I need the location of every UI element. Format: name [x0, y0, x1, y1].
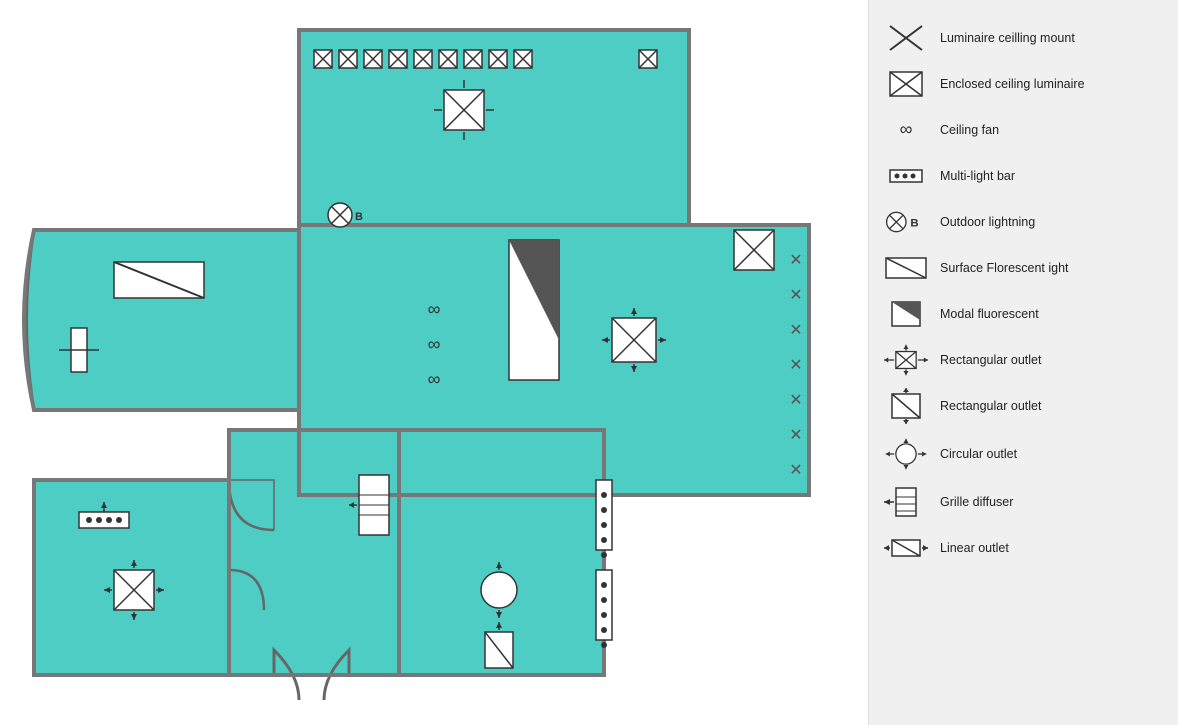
- linear-outlet-label: Linear outlet: [940, 540, 1009, 556]
- legend: Luminaire ceilling mount Enclosed ceilin…: [868, 0, 1178, 725]
- surface-florescent-label: Surface Florescent ight: [940, 260, 1069, 276]
- legend-item-rectangular-outlet-1: Rectangular outlet: [884, 342, 1163, 378]
- modal-fluorescent-icon: [884, 300, 928, 328]
- rectangular-outlet-2-label: Rectangular outlet: [940, 398, 1041, 414]
- svg-text:B: B: [910, 217, 918, 229]
- linear-outlet-icon: [884, 534, 928, 562]
- legend-item-linear-outlet: Linear outlet: [884, 530, 1163, 566]
- ceiling-fan-icon: ∞: [884, 120, 928, 140]
- svg-text:✕: ✕: [789, 252, 802, 269]
- rectangular-outlet-1-icon: [884, 342, 928, 378]
- ceiling-fan-label: Ceiling fan: [940, 122, 999, 138]
- outdoor-lightning-label: Outdoor lightning: [940, 214, 1035, 230]
- luminaire-ceiling-icon: [884, 24, 928, 52]
- grille-diffuser-label: Grille diffuser: [940, 494, 1013, 510]
- svg-text:✕: ✕: [789, 462, 802, 479]
- legend-item-multi-light-bar: Multi-light bar: [884, 158, 1163, 194]
- legend-item-ceiling-fan: ∞ Ceiling fan: [884, 112, 1163, 148]
- svg-text:✕: ✕: [789, 357, 802, 374]
- floor-plan: .room-fill { fill: #4ecdc4; stroke: #666…: [0, 0, 868, 725]
- grille-diffuser-icon: [884, 484, 928, 520]
- svg-text:✕: ✕: [789, 287, 802, 304]
- enclosed-ceiling-icon: [884, 70, 928, 98]
- outdoor-lightning-icon: B: [884, 208, 928, 236]
- circular-outlet-icon: [884, 434, 928, 474]
- svg-text:✕: ✕: [789, 427, 802, 444]
- legend-item-surface-florescent: Surface Florescent ight: [884, 250, 1163, 286]
- svg-text:✕: ✕: [789, 392, 802, 409]
- luminaire-ceiling-label: Luminaire ceilling mount: [940, 30, 1075, 46]
- circular-outlet-label: Circular outlet: [940, 446, 1017, 462]
- legend-item-luminaire-ceiling: Luminaire ceilling mount: [884, 20, 1163, 56]
- rectangular-outlet-1-label: Rectangular outlet: [940, 352, 1041, 368]
- surface-florescent-icon: [884, 256, 928, 280]
- legend-item-modal-fluorescent: Modal fluorescent: [884, 296, 1163, 332]
- svg-text:∞: ∞: [428, 369, 441, 389]
- modal-fluorescent-label: Modal fluorescent: [940, 306, 1039, 322]
- main-container: .room-fill { fill: #4ecdc4; stroke: #666…: [0, 0, 1178, 725]
- svg-text:∞: ∞: [428, 299, 441, 319]
- legend-item-rectangular-outlet-2: Rectangular outlet: [884, 388, 1163, 424]
- legend-item-outdoor-lightning: B Outdoor lightning: [884, 204, 1163, 240]
- svg-text:∞: ∞: [900, 120, 913, 139]
- svg-text:B: B: [355, 211, 363, 223]
- rectangular-outlet-2-icon: [884, 388, 928, 424]
- legend-item-grille-diffuser: Grille diffuser: [884, 484, 1163, 520]
- multi-light-bar-icon: [884, 162, 928, 190]
- multi-light-bar-label: Multi-light bar: [940, 168, 1015, 184]
- svg-text:∞: ∞: [428, 334, 441, 354]
- legend-item-circular-outlet: Circular outlet: [884, 434, 1163, 474]
- legend-item-enclosed-ceiling: Enclosed ceiling luminaire: [884, 66, 1163, 102]
- enclosed-ceiling-label: Enclosed ceiling luminaire: [940, 76, 1085, 92]
- svg-text:✕: ✕: [789, 322, 802, 339]
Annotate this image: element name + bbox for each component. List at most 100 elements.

## [What you need to do]
Rewrite the data above as a JSON list of strings, one string per line, with blank lines dropped and the picture left out.

## [In response]
[
  "I need the location of every UI element. Format: name [x0, y0, x1, y1].",
  "- linear-outlet-label: Linear outlet: [940, 540, 1009, 556]",
  "- legend: Luminaire ceilling mount Enclosed ceilin…: [868, 0, 1178, 725]",
  "- surface-florescent-label: Surface Florescent ight: [940, 260, 1069, 276]",
  "- legend-item-rectangular-outlet-1: Rectangular outlet: [884, 342, 1163, 378]",
  "- modal-fluorescent-icon: [884, 300, 928, 328]",
  "- rectangular-outlet-2-label: Rectangular outlet: [940, 398, 1041, 414]",
  "- svg-text:B: B: [910, 217, 918, 229]",
  "- linear-outlet-icon: [884, 534, 928, 562]",
  "- legend-item-linear-outlet: Linear outlet: [884, 530, 1163, 566]",
  "- ceiling-fan-icon: ∞: [884, 120, 928, 140]",
  "- svg-text:✕: ✕: [789, 252, 802, 269]",
  "- rectangular-outlet-1-icon: [884, 342, 928, 378]",
  "- ceiling-fan-label: Ceiling fan: [940, 122, 999, 138]",
  "- outdoor-lightning-label: Outdoor lightning: [940, 214, 1035, 230]",
  "- luminaire-ceiling-icon: [884, 24, 928, 52]",
  "- grille-diffuser-label: Grille diffuser: [940, 494, 1013, 510]",
  "- svg-text:✕: ✕: [789, 462, 802, 479]",
  "- legend-item-multi-light-bar: Multi-light bar: [884, 158, 1163, 194]",
  "- legend-item-ceiling-fan: ∞ Ceiling fan: [884, 112, 1163, 148]",
  "- svg-text:✕: ✕: [789, 357, 802, 374]",
  "- floor-plan: .room-fill { fill: #4ecdc4; stroke: #666…: [0, 0, 868, 725]",
  "- grille-diffuser-icon: [884, 484, 928, 520]",
  "- svg-text:✕: ✕: [789, 287, 802, 304]",
  "- enclosed-ceiling-icon: [884, 70, 928, 98]",
  "- outdoor-lightning-icon: B: [884, 208, 928, 236]",
  "- circular-outlet-icon: [884, 434, 928, 474]",
  "- svg-text:✕: ✕: [789, 427, 802, 444]",
  "- legend-item-surface-florescent: Surface Florescent ight: [884, 250, 1163, 286]",
  "- svg-text:✕: ✕: [789, 392, 802, 409]",
  "- luminaire-ceiling-label: Luminaire ceilling mount: [940, 30, 1075, 46]",
  "- circular-outlet-label: Circular outlet: [940, 446, 1017, 462]",
  "- legend-item-luminaire-ceiling: Luminaire ceilling mount: [884, 20, 1163, 56]",
  "- rectangular-outlet-1-label: Rectangular outlet: [940, 352, 1041, 368]",
  "- surface-florescent-icon: [884, 256, 928, 280]",
  "- legend-item-modal-fluorescent: Modal fluorescent: [884, 296, 1163, 332]",
  "- svg-text:∞: ∞: [428, 369, 441, 389]",
  "- modal-fluorescent-label: Modal fluorescent: [940, 306, 1039, 322]",
  "- main-container: .room-fill { fill: #4ecdc4; stroke: #666…: [0, 0, 1178, 725]",
  "- svg-text:∞: ∞: [428, 299, 441, 319]",
  "- legend-item-rectangular-outlet-2: Rectangular outlet: [884, 388, 1163, 424]",
  "- legend-item-outdoor-lightning: B Outdoor lightning: [884, 204, 1163, 240]",
  "- svg-text:∞: ∞: [900, 120, 913, 139]",
  "- svg-text:B: B: [355, 211, 363, 223]",
  "- rectangular-outlet-2-icon: [884, 388, 928, 424]",
  "- legend-item-grille-diffuser: Grille diffuser: [884, 484, 1163, 520]",
  "- multi-light-bar-icon: [884, 162, 928, 190]",
  "- multi-light-bar-label: Multi-light bar: [940, 168, 1015, 184]",
  "- svg-text:∞: ∞: [428, 334, 441, 354]",
  "- legend-item-circular-outlet: Circular outlet: [884, 434, 1163, 474]",
  "- legend-item-enclosed-ceiling: Enclosed ceiling luminaire: [884, 66, 1163, 102]",
  "- enclosed-ceiling-label: Enclosed ceiling luminaire: [940, 76, 1085, 92]",
  "- svg-text:✕: ✕: [789, 322, 802, 339]",
  "Annotate this image: element name + bbox for each component. List at most 100 elements."
]